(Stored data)
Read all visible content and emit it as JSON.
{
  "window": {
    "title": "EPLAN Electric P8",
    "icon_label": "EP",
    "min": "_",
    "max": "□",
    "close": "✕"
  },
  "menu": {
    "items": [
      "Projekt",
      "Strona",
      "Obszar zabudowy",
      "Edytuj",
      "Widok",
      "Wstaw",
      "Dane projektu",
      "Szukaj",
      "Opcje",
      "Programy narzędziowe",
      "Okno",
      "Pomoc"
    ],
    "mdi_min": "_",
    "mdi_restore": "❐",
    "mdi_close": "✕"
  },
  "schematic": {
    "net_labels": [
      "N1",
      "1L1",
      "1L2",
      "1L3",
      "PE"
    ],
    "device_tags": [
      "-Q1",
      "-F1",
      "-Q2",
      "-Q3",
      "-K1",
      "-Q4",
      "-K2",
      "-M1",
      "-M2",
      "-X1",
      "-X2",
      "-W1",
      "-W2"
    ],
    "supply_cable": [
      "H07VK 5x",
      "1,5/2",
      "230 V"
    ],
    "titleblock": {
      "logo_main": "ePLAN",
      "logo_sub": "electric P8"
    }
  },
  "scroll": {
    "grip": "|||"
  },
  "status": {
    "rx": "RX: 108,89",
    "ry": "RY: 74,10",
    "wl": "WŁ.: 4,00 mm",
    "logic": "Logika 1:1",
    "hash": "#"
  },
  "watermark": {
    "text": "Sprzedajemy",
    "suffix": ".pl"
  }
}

• **Exercise instructions**:
Set down every record above exactly as given.

• **Task answer**:
Read all visible content and emit it as JSON.
{
  "window": {
    "title": "EPLAN Electric P8",
    "icon_label": "EP",
    "min": "_",
    "max": "□",
    "close": "✕"
  },
  "menu": {
    "items": [
      "Projekt",
      "Strona",
      "Obszar zabudowy",
      "Edytuj",
      "Widok",
      "Wstaw",
      "Dane projektu",
      "Szukaj",
      "Opcje",
      "Programy narzędziowe",
      "Okno",
      "Pomoc"
    ],
    "mdi_min": "_",
    "mdi_restore": "❐",
    "mdi_close": "✕"
  },
  "schematic": {
    "net_labels": [
      "N1",
      "1L1",
      "1L2",
      "1L3",
      "PE"
    ],
    "device_tags": [
      "-Q1",
      "-F1",
      "-Q2",
      "-Q3",
      "-K1",
      "-Q4",
      "-K2",
      "-M1",
      "-M2",
      "-X1",
      "-X2",
      "-W1",
      "-W2"
    ],
    "supply_cable": [
      "H07VK 5x",
      "1,5/2",
      "230 V"
    ],
    "titleblock": {
      "logo_main": "ePLAN",
      "logo_sub": "electric P8"
    }
  },
  "scroll": {
    "grip": "|||"
  },
  "status": {
    "rx": "RX: 108,89",
    "ry": "RY: 74,10",
    "wl": "WŁ.: 4,00 mm",
    "logic": "Logika 1:1",
    "hash": "#"
  },
  "watermark": {
    "text": "Sprzedajemy",
    "suffix": ".pl"
  }
}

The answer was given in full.